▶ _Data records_
* begin *

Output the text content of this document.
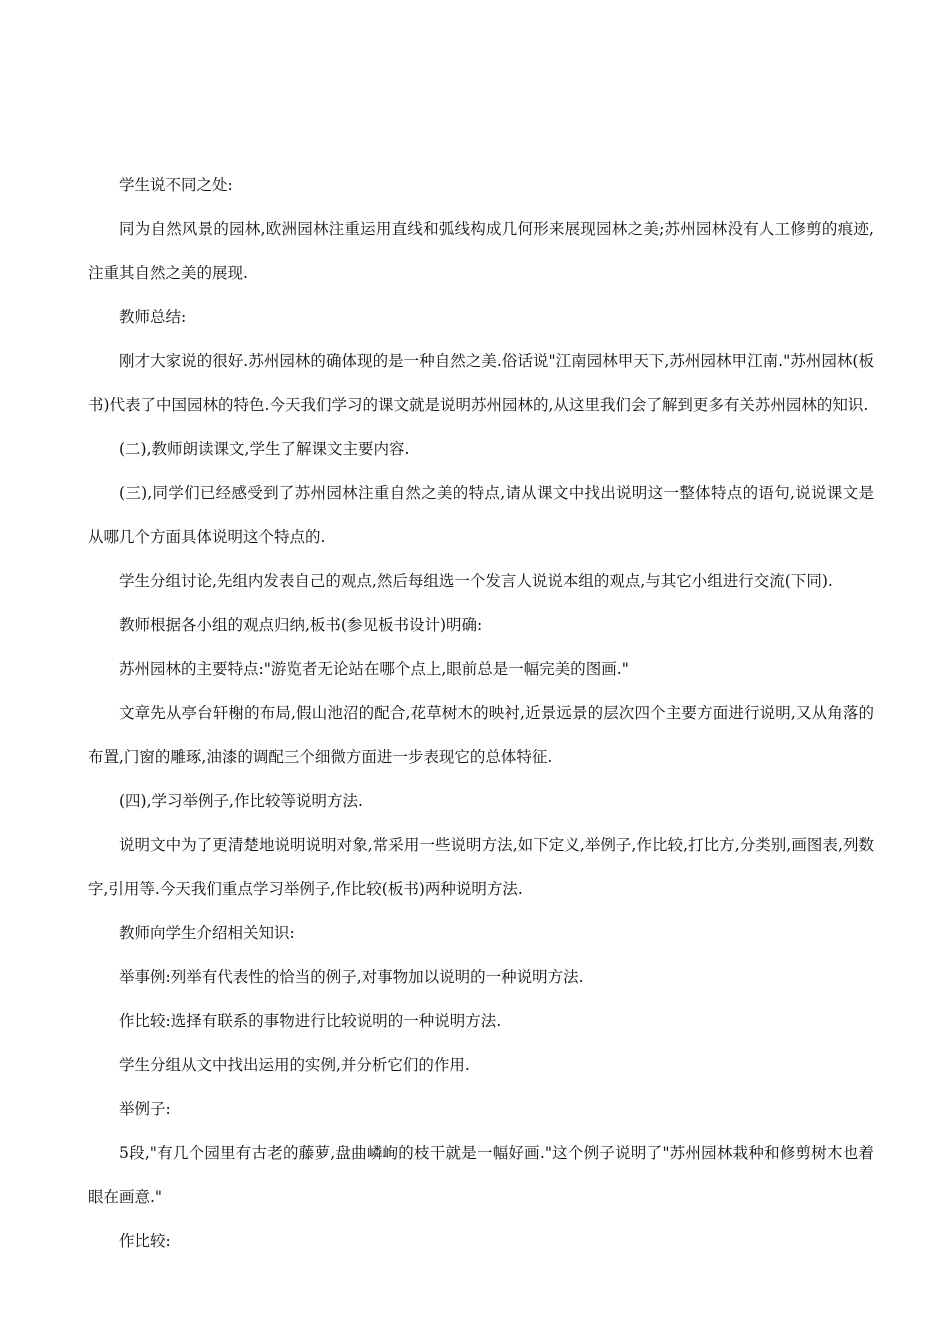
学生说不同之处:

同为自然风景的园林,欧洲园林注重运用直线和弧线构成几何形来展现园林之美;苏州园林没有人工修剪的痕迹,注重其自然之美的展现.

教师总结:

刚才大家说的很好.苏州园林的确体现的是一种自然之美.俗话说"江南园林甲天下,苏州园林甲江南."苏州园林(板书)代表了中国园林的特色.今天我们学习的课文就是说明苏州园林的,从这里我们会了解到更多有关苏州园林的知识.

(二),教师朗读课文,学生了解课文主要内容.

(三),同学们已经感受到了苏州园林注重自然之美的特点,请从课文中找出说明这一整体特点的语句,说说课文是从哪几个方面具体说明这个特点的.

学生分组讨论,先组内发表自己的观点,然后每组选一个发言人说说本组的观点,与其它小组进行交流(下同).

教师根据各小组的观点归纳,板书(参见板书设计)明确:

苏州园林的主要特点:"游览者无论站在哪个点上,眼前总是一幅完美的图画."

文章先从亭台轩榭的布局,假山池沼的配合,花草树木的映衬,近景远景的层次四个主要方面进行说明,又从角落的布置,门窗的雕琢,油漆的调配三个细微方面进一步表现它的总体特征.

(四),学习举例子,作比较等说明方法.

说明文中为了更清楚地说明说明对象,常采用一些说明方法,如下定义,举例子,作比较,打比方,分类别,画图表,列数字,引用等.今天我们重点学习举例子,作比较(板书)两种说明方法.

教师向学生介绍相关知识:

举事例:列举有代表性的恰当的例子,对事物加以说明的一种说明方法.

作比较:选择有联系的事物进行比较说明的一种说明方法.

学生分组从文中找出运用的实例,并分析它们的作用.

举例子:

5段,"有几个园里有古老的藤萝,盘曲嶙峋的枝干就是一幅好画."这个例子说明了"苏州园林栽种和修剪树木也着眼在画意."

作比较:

* end *

▶ _PROBLEM DESCRIPTION_
Keep the pictures out of the copy and return the rest of the data above exactly.

▶ _TASK RESULT_
Output the text content of this document.
学生说不同之处:

同为自然风景的园林,欧洲园林注重运用直线和弧线构成几何形来展现园林之美;苏州园林没有人工修剪的痕迹,注重其自然之美的展现.

教师总结:

刚才大家说的很好.苏州园林的确体现的是一种自然之美.俗话说"江南园林甲天下,苏州园林甲江南."苏州园林(板书)代表了中国园林的特色.今天我们学习的课文就是说明苏州园林的,从这里我们会了解到更多有关苏州园林的知识.

(二),教师朗读课文,学生了解课文主要内容.

(三),同学们已经感受到了苏州园林注重自然之美的特点,请从课文中找出说明这一整体特点的语句,说说课文是从哪几个方面具体说明这个特点的.

学生分组讨论,先组内发表自己的观点,然后每组选一个发言人说说本组的观点,与其它小组进行交流(下同).

教师根据各小组的观点归纳,板书(参见板书设计)明确:

苏州园林的主要特点:"游览者无论站在哪个点上,眼前总是一幅完美的图画."

文章先从亭台轩榭的布局,假山池沼的配合,花草树木的映衬,近景远景的层次四个主要方面进行说明,又从角落的布置,门窗的雕琢,油漆的调配三个细微方面进一步表现它的总体特征.

(四),学习举例子,作比较等说明方法.

说明文中为了更清楚地说明说明对象,常采用一些说明方法,如下定义,举例子,作比较,打比方,分类别,画图表,列数字,引用等.今天我们重点学习举例子,作比较(板书)两种说明方法.

教师向学生介绍相关知识:

举事例:列举有代表性的恰当的例子,对事物加以说明的一种说明方法.

作比较:选择有联系的事物进行比较说明的一种说明方法.

学生分组从文中找出运用的实例,并分析它们的作用.

举例子:

5段,"有几个园里有古老的藤萝,盘曲嶙峋的枝干就是一幅好画."这个例子说明了"苏州园林栽种和修剪树木也着眼在画意."

作比较:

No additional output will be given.